start

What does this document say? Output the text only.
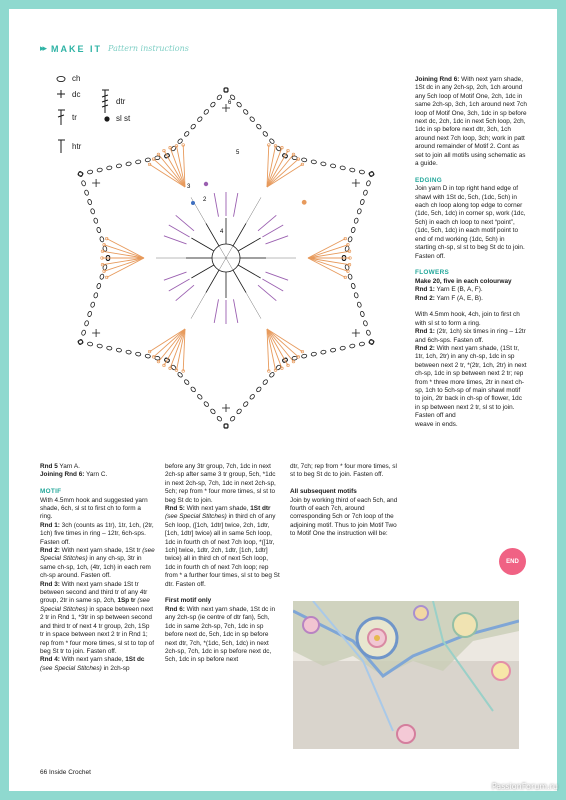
▸▸ MAKE IT Pattern instructions
ch
dc
tr
htr
dtr
sl st
6
5
3
2
4

Rnd 5 Yarn A.

Joining Rnd 6: Yarn C.

MOTIF

With 4.5mm hook and suggested yarn shade, 6ch, sl st to first ch to form a ring.

Rnd 1: 3ch (counts as 1tr), 1tr, 1ch, (2tr, 1ch) five times in ring – 12tr, 6ch-sps. Fasten off.

Rnd 2: With next yarn shade, 1St tr (see Special Stitches) in any ch-sp, 3tr in same ch-sp, 1ch, (4tr, 1ch) in each rem ch-sp around. Fasten off.

Rnd 3: With next yarn shade 1St tr between second and third tr of any 4tr group, 2tr in same sp, 2ch, 1Sp tr (see Special Stitches) in space between next 2 tr in Rnd 1, *3tr in sp between second and third tr of next 4 tr group, 2ch, 1Sp tr in space between next 2 tr in Rnd 1; rep from * four more times, sl st to top of beg St tr to join. Fasten off.

Rnd 4: With next yarn shade, 1St dc (see Special Stitches) in 2ch-sp

before any 3tr group, 7ch, 1dc in next 2ch-sp after same 3 tr group, 5ch, *1dc in next 2ch-sp, 7ch, 1dc in next 2ch-sp, 5ch; rep from * four more times, sl st to beg St dc to join.

Rnd 5: With next yarn shade, 1St dtr (see Special Stitches) in third ch of any 5ch loop, ([1ch, 1dtr] twice, 2ch, 1dtr, [1ch, 1dtr] twice) all in same 5ch loop, 1dc in fourth ch of next 7ch loop, *([1tr, 1ch] twice, 1dtr, 2ch, 1dtr, [1ch, 1dtr] twice) all in third ch of next 5ch loop, 1dc in fourth ch of next 7ch loop; rep from * a further four times, sl st to beg St dtr. Fasten off.

First motif only

Rnd 6: With next yarn shade, 1St dc in any 2ch-sp (ie centre of dtr fan), 5ch, 1dc in same 2ch-sp, 7ch, 1dc in sp before next dc, 5ch, 1dc in sp before next dtr, 7ch, *(1dc, 5ch, 1dc) in next 2ch-sp, 7ch, 1dc in sp before next dc, 5ch, 1dc in sp before next

dtr, 7ch; rep from * four more times, sl st to beg St dc to join. Fasten off.

All subsequent motifs

Join by working third of each 5ch, and fourth of each 7ch, around corresponding 5ch or 7ch loop of the adjoining motif. Thus to join Motif Two to Motif One the instruction will be:

Joining Rnd 6: With next yarn shade, 1St dc in any 2ch-sp, 2ch, 1ch around any 5ch loop of Motif One, 2ch, 1dc in same 2ch-sp, 3ch, 1ch around next 7ch loop of Motif One, 3ch, 1dc in sp before next dc, 2ch, 1dc in next 5ch loop, 2ch, 1dc in sp before next dtr, 3ch, 1ch around next 7ch loop, 3ch; work in patt around remainder of Motif 2. Cont as set to join all motifs using schematic as a guide.

EDGING

Join yarn D in top right hand edge of shawl with 1St dc, 5ch, (1dc, 5ch) in each ch loop along top edge to corner (1dc, 5ch, 1dc) in corner sp, work (1dc, 5ch) in each ch loop to next “point”, (1dc, 5ch, 1dc) in each motif point to end of rnd working (1dc, 5ch) in starting ch-sp, sl st to beg St dc to join. Fasten off.

FLOWERS

Make 20, five in each colourway

Rnd 1: Yarn E (B, A, F).

Rnd 2: Yarn F (A, E, B).

With 4.5mm hook, 4ch, join to first ch with sl st to form a ring.

Rnd 1: (2tr, 1ch) six times in ring – 12tr and 6ch-sps. Fasten off.

Rnd 2: With next yarn shade, (1St tr, 1tr, 1ch, 2tr) in any ch-sp, 1dc in sp between next 2 tr, *(2tr, 1ch, 2tr) in next ch-sp, 1dc in sp between next 2 tr; rep from * three more times, 2tr in next ch-sp, 1ch to 5ch-sp of main shawl motif to join, 2tr back in ch-sp of flower, 1dc in sp between next 2 tr, sl st to join.

Fasten off and

weave in ends.

END
66 Inside Crochet
PassionForum.ru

end

### WHAT YOU ARE ASKED TO DO
What is the number of lines above that hold the string "fourth"? Answer with that number alone.

### TASK RESULT
2